_Extract provided_.

Janet Johnson is a criminal defense attorney and a former prosecutor based in Florida who can tell us a little bit more about how this one's likely to play out.

Hey, Janet, we haven't heard from Trayvon Martin's family, but there's already plenty of upset over this. How common are these requests for reimbursement?

JANET JOHNSON, CRIMINAL DEFENSE ATTORNEY: You know, David just said that they don't get paid out very often, but most defense lawyers don't know it exists and they don't ask for it. But the Justice Administration Commission, which is the committee that they just talked about, they are required to do it, and the law says that a defendant is not liable if he is not guilty.

And I think Mark made a great point, my clients after I get a "not guilty" say why don't I get more money back? Why am I not getting your fees? Why I am not getting my pain and suffering, I'm not guilty? And quite frankly, a defendant is entitled to it.

YELLIN: So, I'm reminded of another high-profile Florida case, in the Casey Anthony case. She was acquitted of the murder of her daughter, Caylee, but she was convicted on four lesser counts of giving false information to investigators. Now, David said there were no payouts of more than $55,000, but she at least one point the state said she should at least partially be reimbursed. So, my question is -- she should be partially reimbursed for her defense costs.


YELLIN: So, my question, what does that tell us about what is likely to happen in the Zimmerman case?

JOHNSON: Well, she actually utilized another provision. There's a way to be declared insolvent. Meaning, you're saying, look, I can afford to pay a lawyer, in that case, Jose Baez, but I can't afford to pay for depositions, travel, transcripts. And if you don't bond out, she didn't, she was in jail, most people get that, I have clients that get that all the time.

[Dataset excerpts]
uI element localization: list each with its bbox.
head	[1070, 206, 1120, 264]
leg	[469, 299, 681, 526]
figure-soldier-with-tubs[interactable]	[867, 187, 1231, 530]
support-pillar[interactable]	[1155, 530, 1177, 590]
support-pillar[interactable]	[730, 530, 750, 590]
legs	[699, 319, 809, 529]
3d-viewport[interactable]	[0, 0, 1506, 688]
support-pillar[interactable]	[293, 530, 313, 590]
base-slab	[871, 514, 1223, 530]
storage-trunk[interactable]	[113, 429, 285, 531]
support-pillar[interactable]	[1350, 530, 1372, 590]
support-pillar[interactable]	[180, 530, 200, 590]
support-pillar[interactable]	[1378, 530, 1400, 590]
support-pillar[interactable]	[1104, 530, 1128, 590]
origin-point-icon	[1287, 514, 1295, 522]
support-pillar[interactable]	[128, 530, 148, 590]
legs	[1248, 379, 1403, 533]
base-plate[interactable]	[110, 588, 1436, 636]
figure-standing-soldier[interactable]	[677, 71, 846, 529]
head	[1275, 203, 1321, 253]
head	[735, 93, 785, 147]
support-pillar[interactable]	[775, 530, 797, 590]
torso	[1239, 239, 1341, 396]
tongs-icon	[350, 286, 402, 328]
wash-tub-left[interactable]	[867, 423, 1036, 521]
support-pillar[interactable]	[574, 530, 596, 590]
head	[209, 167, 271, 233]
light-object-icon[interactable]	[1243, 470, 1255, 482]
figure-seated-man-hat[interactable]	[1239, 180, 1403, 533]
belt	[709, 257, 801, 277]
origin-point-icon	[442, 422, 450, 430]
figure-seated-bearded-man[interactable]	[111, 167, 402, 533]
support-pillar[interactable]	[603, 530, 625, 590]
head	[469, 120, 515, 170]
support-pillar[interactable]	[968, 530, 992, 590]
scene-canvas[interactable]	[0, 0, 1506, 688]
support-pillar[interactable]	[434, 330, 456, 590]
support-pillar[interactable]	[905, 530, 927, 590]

_Tasks to perform_.
A. In the interview transcript, what reason does Johnson give for these reimbursement requests rarely being paid out? Answer in one to three sentences.
B. Rewrite the interview transcript from "Hey, Janet, we" to "entitled to it.", replacing "defense lawyers" with "defense attorneys".

_Task responses_.
A. Johnson says most defense lawyers don't know the reimbursement exists, so they don't ask for it.

B.
Hey, Janet, we haven't heard from Trayvon Martin's family, but there's already plenty of upset over this. How common are these requests for reimbursement?

JANET JOHNSON, CRIMINAL DEFENSE ATTORNEY: You know, David just said that they don't get paid out very often, but most defense attorneys don't know it exists and they don't ask for it. But the Justice Administration Commission, which is the committee that they just talked about, they are required to do it, and the law says that a defendant is not liable if he is not guilty.

And I think Mark made a great point, my clients after I get a "not guilty" say why don't I get more money back? Why am I not getting your fees? Why I am not getting my pain and suffering, I'm not guilty? And quite frankly, a defendant is entitled to it.